##### MATERIAL PROVIDED #####

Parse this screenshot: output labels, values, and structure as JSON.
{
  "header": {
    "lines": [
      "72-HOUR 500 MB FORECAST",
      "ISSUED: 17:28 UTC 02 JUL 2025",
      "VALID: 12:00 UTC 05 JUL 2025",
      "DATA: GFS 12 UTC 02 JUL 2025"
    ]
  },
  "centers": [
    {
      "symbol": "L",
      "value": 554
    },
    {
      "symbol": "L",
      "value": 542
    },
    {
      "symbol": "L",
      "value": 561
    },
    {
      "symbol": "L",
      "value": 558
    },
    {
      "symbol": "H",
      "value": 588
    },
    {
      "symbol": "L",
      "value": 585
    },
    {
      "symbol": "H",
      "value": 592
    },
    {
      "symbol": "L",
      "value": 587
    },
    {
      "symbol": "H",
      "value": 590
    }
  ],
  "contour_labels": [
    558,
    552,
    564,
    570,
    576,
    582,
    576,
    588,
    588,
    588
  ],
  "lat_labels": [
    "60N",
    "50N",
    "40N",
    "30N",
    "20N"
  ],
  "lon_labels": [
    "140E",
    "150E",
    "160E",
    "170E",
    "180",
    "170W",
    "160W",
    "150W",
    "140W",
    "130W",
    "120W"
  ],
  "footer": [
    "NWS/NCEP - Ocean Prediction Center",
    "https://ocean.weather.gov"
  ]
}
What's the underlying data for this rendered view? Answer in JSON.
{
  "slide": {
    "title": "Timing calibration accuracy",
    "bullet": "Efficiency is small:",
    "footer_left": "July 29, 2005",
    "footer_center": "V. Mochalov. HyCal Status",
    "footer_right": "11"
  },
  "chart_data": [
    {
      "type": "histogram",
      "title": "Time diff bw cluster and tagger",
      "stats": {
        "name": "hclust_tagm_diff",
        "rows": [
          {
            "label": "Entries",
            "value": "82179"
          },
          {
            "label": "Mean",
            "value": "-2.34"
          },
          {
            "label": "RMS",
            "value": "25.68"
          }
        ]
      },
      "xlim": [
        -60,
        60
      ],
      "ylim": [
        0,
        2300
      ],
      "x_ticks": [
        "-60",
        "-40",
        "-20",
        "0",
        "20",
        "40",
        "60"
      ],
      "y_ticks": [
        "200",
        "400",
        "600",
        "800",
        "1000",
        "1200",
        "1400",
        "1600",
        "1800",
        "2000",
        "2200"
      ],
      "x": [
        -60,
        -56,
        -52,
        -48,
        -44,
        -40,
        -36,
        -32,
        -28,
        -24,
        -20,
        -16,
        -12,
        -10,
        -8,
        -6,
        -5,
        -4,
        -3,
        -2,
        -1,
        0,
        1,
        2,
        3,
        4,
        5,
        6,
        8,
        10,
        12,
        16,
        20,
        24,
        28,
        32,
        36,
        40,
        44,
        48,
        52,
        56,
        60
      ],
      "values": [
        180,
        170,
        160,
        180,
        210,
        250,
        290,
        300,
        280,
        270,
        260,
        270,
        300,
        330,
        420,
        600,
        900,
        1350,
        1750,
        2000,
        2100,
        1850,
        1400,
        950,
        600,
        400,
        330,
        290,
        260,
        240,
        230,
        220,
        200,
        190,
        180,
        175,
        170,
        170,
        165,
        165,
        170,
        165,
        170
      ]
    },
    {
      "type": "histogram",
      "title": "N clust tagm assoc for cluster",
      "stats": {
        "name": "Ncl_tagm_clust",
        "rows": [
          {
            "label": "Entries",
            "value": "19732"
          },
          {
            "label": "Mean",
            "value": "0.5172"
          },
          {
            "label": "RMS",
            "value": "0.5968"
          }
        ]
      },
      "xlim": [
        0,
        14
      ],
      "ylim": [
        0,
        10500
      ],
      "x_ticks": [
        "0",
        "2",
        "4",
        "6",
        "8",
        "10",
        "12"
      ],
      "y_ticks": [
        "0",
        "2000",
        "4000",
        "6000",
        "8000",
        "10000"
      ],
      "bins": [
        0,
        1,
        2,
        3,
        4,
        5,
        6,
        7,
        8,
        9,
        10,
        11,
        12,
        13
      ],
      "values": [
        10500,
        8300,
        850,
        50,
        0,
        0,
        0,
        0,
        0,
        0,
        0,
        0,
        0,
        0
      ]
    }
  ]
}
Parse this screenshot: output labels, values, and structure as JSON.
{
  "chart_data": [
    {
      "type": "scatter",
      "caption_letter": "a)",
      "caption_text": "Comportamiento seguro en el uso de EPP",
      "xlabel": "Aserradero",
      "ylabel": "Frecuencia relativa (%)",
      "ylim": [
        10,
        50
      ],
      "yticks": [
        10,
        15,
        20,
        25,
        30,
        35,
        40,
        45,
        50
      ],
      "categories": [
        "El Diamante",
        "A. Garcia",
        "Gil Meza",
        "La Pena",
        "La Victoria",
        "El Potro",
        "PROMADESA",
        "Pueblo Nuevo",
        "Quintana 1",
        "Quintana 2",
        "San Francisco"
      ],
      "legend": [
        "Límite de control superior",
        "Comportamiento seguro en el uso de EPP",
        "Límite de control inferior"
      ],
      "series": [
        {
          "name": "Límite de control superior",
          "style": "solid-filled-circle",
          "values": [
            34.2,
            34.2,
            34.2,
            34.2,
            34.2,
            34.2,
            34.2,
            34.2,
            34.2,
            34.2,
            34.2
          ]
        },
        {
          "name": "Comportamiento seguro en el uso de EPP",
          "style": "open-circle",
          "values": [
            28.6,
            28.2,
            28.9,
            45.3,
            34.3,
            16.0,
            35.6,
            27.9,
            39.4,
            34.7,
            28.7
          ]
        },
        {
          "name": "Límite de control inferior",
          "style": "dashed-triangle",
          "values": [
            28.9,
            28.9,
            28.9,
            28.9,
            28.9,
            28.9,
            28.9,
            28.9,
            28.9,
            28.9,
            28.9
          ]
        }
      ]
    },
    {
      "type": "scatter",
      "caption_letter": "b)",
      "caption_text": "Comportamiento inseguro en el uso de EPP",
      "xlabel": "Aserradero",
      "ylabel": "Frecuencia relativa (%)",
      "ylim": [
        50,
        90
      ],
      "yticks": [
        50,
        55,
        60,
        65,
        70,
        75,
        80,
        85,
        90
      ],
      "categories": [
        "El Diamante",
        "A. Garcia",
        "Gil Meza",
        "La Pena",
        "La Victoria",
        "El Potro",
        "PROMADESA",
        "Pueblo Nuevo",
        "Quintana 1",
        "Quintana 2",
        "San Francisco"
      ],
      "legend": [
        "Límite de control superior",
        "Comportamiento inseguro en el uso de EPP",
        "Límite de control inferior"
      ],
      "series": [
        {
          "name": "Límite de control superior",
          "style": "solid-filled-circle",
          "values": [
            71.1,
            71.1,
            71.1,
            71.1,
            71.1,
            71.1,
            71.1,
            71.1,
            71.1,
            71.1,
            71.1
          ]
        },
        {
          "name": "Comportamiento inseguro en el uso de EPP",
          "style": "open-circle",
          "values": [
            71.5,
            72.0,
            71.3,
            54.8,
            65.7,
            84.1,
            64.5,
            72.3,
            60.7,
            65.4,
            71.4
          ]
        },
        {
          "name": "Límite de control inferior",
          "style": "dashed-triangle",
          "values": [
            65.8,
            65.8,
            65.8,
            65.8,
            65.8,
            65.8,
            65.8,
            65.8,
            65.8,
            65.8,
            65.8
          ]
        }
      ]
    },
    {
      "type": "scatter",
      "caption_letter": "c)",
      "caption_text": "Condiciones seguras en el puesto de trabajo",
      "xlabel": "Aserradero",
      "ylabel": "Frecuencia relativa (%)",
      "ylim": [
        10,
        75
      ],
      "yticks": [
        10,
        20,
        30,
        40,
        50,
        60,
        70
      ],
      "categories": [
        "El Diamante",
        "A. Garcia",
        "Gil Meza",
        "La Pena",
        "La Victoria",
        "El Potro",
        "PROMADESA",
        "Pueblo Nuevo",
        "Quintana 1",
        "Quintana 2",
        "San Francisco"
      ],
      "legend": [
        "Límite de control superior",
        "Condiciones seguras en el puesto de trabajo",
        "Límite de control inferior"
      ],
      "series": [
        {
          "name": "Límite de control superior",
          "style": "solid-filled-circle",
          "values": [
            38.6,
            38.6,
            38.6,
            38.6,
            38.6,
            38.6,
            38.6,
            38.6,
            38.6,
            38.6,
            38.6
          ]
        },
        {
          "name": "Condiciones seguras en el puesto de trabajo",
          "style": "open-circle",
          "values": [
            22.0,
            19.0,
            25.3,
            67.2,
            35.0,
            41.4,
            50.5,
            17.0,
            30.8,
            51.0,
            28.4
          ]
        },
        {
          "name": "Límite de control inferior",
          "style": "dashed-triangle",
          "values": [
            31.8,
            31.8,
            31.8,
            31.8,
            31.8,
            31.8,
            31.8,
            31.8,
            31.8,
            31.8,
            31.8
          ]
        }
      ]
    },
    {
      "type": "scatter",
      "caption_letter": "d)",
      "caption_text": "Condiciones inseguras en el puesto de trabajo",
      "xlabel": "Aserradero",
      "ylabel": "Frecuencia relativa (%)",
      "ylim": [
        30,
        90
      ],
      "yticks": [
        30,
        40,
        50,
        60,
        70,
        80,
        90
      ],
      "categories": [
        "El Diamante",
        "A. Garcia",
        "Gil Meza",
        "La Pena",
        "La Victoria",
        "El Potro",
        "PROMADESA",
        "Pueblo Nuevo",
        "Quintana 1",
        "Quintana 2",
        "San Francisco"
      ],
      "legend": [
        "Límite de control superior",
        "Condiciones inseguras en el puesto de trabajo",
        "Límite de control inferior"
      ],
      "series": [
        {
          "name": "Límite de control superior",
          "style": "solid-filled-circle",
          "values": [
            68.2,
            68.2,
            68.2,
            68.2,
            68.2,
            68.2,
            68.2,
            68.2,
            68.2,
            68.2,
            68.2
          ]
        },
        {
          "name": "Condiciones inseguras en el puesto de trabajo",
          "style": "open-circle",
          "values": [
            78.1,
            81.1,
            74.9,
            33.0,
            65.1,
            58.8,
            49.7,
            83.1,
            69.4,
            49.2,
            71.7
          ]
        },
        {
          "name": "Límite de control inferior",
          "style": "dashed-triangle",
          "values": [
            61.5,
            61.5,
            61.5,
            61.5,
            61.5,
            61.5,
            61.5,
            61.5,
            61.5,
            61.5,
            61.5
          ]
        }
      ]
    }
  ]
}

#####

Copy out every line of the listing that contains the string "inseguras".

      "caption_text": "Condiciones inseguras en el puesto de trabajo",
        "Condiciones inseguras en el puesto de trabajo",
          "name": "Condiciones inseguras en el puesto de trabajo",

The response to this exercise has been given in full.